#### Exercise aim
Check every line of the material below for the string "java", and return the ones that have it.

#### Provided data
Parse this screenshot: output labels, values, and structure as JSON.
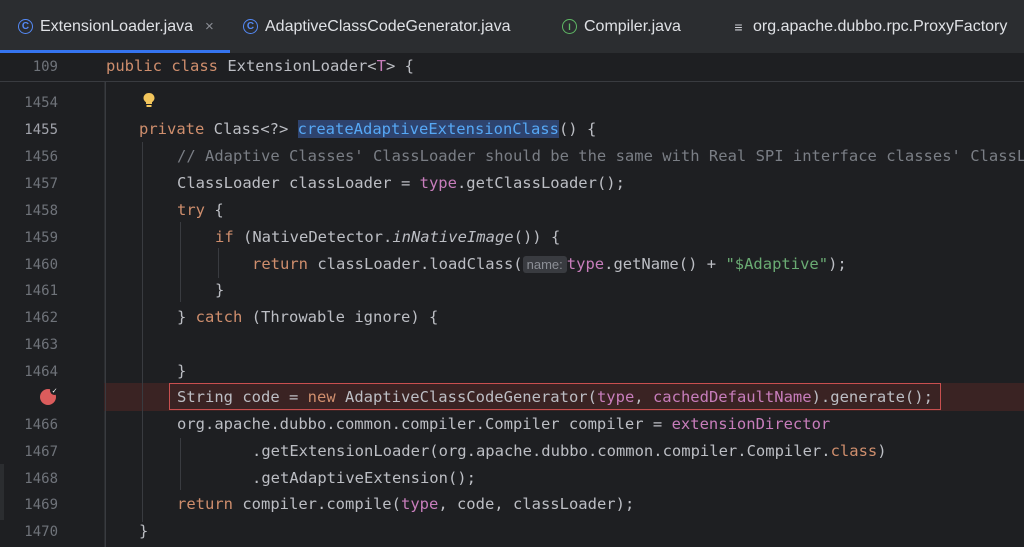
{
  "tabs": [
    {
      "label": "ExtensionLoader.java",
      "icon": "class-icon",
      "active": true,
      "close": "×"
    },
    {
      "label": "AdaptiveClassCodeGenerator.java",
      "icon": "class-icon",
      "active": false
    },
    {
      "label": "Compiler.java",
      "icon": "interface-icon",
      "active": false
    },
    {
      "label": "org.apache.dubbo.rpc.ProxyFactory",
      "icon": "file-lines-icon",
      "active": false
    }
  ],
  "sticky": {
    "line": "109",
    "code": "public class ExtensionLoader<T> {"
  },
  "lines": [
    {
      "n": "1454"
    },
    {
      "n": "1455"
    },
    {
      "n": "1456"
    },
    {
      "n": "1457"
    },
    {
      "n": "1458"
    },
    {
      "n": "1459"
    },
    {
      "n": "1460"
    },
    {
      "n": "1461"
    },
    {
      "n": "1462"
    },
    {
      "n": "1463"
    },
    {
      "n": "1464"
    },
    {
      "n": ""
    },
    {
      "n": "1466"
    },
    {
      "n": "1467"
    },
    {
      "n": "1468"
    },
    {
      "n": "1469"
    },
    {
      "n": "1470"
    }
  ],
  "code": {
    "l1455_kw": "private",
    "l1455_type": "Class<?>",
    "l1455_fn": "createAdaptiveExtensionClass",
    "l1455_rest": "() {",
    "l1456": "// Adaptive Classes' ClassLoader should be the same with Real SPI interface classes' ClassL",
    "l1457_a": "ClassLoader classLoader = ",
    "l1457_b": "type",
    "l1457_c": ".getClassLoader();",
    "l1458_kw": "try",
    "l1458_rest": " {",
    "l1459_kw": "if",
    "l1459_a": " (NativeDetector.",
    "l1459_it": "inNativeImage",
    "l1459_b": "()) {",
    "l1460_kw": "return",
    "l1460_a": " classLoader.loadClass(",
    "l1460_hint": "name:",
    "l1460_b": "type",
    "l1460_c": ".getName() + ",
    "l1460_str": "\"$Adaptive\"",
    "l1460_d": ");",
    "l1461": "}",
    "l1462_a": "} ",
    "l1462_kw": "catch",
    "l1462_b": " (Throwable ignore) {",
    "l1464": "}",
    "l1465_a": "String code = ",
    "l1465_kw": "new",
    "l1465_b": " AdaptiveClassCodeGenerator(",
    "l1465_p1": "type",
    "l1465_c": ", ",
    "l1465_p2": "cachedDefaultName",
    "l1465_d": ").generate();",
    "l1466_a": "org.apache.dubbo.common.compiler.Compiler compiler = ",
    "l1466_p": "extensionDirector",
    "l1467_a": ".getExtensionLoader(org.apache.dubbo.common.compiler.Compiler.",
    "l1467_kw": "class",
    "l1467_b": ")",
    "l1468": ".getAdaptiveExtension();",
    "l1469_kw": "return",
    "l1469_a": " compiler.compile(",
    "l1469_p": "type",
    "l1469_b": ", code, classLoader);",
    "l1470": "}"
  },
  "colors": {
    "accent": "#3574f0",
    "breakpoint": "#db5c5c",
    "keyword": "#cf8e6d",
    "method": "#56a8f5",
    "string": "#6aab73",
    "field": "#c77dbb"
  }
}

--

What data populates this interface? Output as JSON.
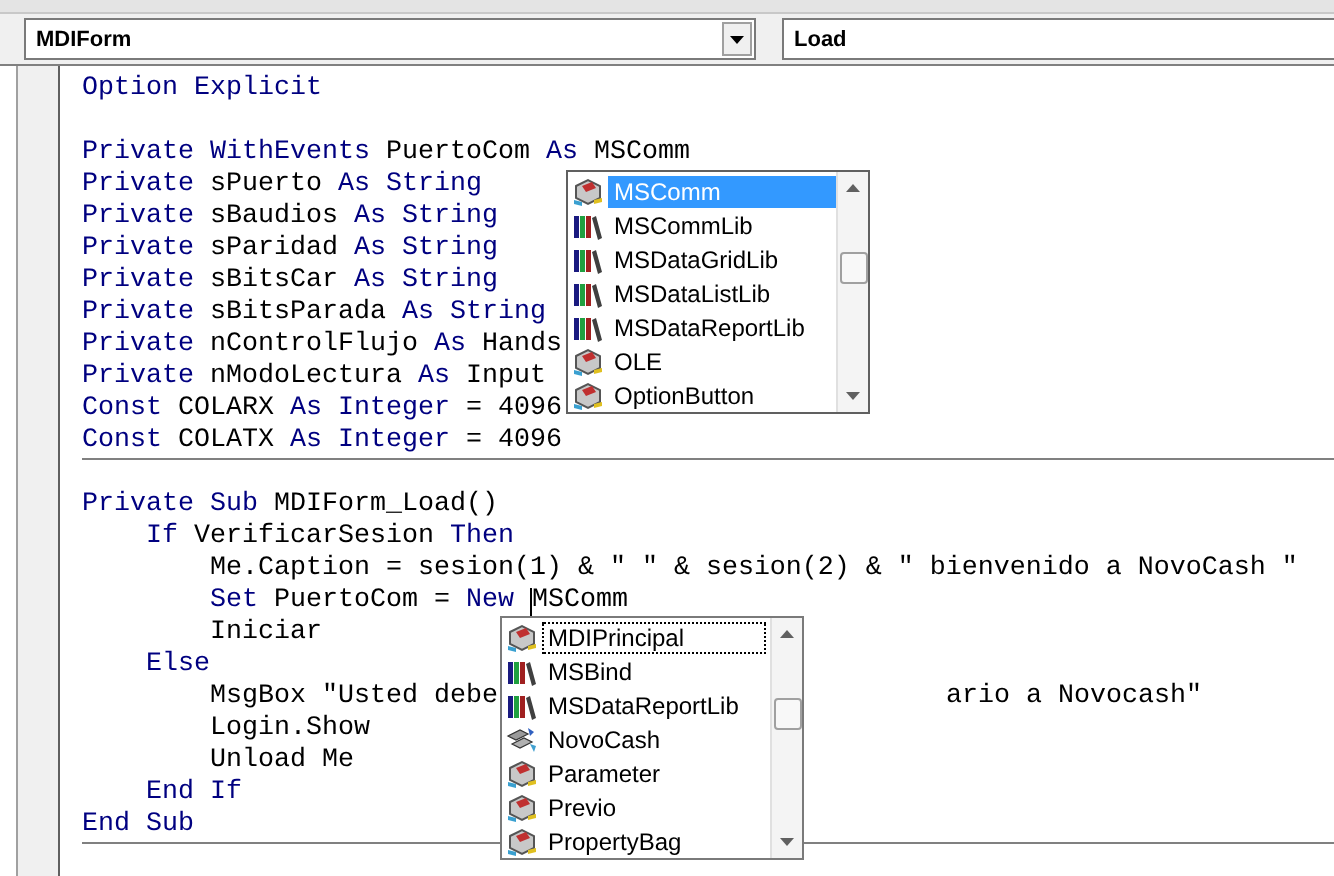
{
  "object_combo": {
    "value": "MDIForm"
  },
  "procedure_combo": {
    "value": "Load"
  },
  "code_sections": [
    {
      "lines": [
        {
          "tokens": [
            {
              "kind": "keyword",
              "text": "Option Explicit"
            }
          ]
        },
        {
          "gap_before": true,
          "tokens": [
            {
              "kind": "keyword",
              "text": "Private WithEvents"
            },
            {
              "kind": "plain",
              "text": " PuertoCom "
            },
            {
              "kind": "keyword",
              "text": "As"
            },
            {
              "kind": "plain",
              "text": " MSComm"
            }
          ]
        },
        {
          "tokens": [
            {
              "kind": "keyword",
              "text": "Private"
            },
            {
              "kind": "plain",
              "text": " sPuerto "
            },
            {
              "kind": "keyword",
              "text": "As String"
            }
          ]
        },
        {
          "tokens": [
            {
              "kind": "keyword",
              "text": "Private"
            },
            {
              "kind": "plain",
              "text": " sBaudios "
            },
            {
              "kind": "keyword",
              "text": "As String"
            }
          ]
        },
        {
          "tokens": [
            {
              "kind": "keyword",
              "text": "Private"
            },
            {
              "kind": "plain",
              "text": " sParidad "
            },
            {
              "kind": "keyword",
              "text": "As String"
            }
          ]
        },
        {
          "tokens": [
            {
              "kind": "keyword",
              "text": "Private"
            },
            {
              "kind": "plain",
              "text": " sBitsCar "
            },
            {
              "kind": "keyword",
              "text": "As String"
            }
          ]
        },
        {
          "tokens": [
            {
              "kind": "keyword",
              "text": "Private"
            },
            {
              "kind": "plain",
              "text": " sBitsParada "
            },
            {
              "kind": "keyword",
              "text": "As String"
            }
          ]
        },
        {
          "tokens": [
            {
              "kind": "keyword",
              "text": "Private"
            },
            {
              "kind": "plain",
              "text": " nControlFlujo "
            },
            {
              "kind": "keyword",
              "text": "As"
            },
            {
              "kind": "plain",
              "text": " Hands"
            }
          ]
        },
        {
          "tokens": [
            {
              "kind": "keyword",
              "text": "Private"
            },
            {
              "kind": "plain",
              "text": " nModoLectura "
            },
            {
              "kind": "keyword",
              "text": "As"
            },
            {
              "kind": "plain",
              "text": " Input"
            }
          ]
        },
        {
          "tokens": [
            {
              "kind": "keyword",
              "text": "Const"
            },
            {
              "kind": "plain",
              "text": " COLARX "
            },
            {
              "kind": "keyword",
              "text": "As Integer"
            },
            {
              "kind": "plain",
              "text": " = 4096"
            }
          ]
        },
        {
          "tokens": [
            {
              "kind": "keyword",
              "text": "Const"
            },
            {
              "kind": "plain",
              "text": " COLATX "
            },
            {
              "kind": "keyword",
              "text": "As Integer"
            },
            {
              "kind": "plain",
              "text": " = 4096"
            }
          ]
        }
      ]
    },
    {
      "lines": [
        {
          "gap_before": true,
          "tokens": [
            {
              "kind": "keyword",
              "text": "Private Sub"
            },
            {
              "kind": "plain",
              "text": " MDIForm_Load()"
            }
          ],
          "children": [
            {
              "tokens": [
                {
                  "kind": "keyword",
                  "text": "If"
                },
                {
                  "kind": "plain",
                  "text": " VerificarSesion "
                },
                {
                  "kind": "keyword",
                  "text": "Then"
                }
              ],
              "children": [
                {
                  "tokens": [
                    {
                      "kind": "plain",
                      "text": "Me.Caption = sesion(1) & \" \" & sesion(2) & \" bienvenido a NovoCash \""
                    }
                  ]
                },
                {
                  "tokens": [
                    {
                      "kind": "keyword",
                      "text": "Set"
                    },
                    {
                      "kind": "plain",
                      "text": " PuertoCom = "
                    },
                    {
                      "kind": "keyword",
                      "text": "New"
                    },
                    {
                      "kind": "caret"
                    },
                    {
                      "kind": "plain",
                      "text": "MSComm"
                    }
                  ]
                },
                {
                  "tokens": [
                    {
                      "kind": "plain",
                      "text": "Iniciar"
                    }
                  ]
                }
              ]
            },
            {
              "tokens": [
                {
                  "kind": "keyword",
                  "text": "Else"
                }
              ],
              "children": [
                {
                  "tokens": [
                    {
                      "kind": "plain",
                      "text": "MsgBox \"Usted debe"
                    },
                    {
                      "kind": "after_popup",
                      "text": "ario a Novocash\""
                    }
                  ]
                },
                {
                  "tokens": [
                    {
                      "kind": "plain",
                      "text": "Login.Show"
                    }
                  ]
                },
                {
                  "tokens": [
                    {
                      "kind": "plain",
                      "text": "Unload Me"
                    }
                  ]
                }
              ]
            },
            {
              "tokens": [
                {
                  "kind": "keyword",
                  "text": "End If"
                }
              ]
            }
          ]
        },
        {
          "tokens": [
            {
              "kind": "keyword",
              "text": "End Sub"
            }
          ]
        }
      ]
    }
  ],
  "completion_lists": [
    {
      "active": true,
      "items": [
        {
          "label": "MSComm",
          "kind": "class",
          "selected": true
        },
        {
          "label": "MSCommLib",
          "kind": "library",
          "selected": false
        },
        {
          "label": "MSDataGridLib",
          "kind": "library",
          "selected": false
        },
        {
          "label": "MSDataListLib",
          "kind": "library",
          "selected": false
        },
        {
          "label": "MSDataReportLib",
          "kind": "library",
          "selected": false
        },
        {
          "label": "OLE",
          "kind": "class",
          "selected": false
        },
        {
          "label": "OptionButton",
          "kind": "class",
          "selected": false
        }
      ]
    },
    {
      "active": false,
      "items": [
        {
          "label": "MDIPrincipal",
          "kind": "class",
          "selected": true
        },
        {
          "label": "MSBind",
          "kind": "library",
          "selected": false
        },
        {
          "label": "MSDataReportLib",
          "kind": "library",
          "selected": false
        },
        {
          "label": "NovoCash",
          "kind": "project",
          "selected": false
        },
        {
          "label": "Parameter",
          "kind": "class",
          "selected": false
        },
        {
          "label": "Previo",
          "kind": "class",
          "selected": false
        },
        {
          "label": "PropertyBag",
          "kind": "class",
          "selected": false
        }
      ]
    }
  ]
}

#### Complete output
      "label": "ExtensionLoader.java",
      "label": "AdaptiveClassCodeGenerator.java",
      "label": "Compiler.java",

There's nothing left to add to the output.